(begin)

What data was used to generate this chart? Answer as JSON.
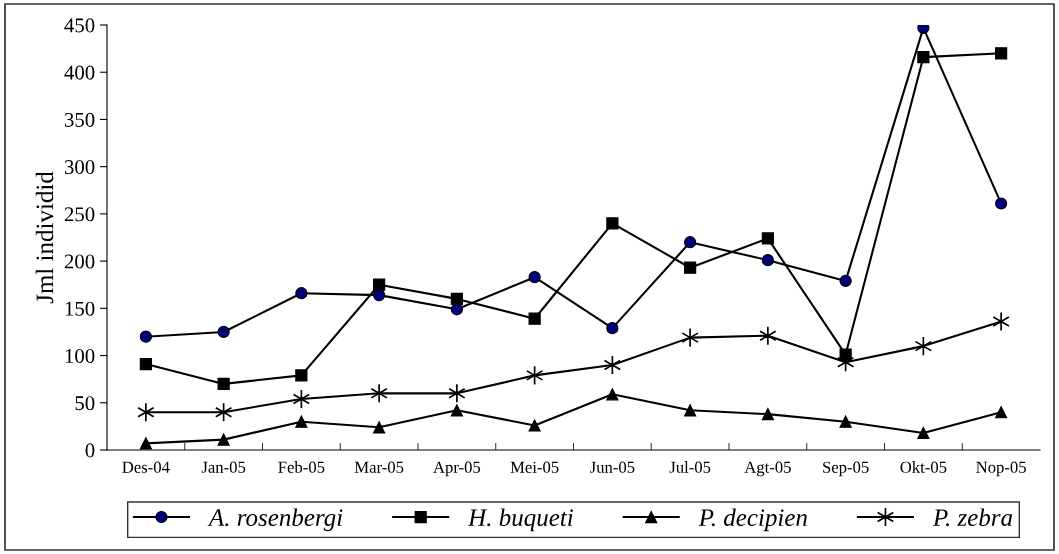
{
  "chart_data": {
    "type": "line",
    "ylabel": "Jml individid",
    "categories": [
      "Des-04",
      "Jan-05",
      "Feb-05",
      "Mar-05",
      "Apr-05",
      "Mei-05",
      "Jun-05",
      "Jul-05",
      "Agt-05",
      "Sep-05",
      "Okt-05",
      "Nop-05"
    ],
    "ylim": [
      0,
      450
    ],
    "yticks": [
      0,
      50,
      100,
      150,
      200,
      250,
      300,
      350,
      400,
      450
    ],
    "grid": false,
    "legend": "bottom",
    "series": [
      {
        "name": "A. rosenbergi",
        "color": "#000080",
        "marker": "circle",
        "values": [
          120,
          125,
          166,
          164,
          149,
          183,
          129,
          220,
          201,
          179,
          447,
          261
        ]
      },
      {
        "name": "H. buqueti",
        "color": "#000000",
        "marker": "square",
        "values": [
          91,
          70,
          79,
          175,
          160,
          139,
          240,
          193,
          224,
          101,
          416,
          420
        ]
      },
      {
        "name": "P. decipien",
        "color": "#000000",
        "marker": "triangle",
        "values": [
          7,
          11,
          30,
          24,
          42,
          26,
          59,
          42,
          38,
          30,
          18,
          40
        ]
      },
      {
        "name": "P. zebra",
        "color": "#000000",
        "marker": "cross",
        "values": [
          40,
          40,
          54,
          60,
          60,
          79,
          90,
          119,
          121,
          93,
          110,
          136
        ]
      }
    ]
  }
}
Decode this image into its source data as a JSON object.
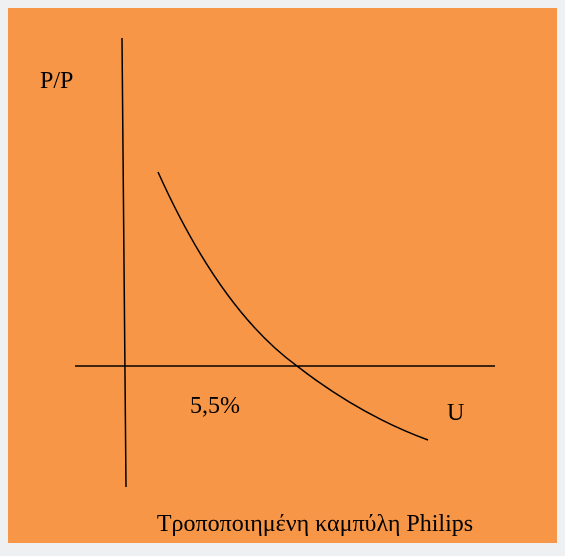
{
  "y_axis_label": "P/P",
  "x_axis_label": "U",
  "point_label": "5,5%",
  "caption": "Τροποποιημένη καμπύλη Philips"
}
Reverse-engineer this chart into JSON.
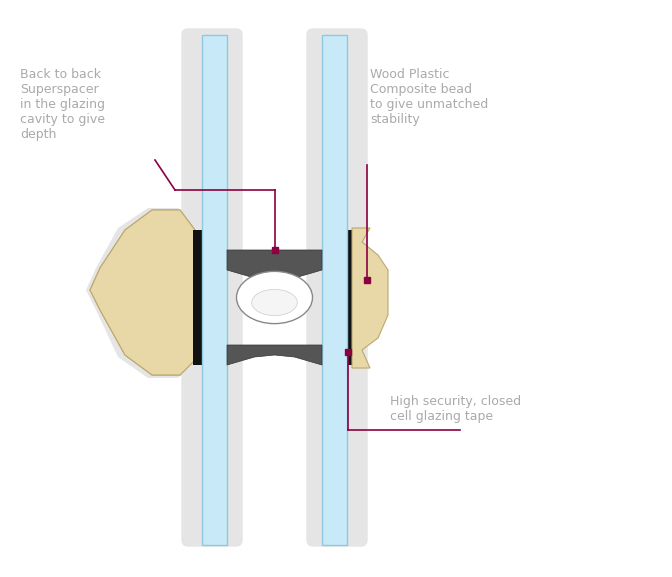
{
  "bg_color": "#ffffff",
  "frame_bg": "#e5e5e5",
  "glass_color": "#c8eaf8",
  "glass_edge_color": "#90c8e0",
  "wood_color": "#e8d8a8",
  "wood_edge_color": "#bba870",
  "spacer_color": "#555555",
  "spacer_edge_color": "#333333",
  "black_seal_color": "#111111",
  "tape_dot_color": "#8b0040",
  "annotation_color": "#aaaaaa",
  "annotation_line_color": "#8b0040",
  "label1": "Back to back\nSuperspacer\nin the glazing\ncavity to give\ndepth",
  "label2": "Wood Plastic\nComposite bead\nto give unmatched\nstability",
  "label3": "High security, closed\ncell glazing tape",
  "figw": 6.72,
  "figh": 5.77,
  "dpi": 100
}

(end)
(begin)

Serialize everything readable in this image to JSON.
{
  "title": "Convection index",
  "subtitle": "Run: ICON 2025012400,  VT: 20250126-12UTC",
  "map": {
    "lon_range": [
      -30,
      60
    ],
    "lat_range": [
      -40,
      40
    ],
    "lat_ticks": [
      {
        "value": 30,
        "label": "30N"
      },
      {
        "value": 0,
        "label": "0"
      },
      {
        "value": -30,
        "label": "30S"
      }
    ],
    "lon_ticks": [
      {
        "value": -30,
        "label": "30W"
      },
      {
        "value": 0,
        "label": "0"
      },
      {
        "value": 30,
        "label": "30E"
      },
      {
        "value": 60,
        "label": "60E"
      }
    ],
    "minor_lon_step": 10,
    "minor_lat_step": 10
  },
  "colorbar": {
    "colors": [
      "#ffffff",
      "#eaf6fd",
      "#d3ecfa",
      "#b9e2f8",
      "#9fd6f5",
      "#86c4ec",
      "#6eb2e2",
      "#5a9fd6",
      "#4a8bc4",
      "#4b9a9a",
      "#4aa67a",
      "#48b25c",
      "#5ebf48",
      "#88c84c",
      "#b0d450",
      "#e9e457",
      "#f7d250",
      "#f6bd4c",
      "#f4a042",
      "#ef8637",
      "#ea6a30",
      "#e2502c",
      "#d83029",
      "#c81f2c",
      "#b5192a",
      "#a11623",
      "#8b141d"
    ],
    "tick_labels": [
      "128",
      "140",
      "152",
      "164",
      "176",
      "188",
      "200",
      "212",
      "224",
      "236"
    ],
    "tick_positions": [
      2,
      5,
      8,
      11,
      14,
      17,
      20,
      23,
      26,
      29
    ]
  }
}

(end)

▶ _Task details_
Pull out every line holding "this" from the records above, and copy it.

▶ _The solution_
What data was used to generate this chart? Answer as JSON.
Decode this image into its source data as a JSON object.
Reverse-engineer this chart into JSON.
Serialize everything readable in this image to JSON.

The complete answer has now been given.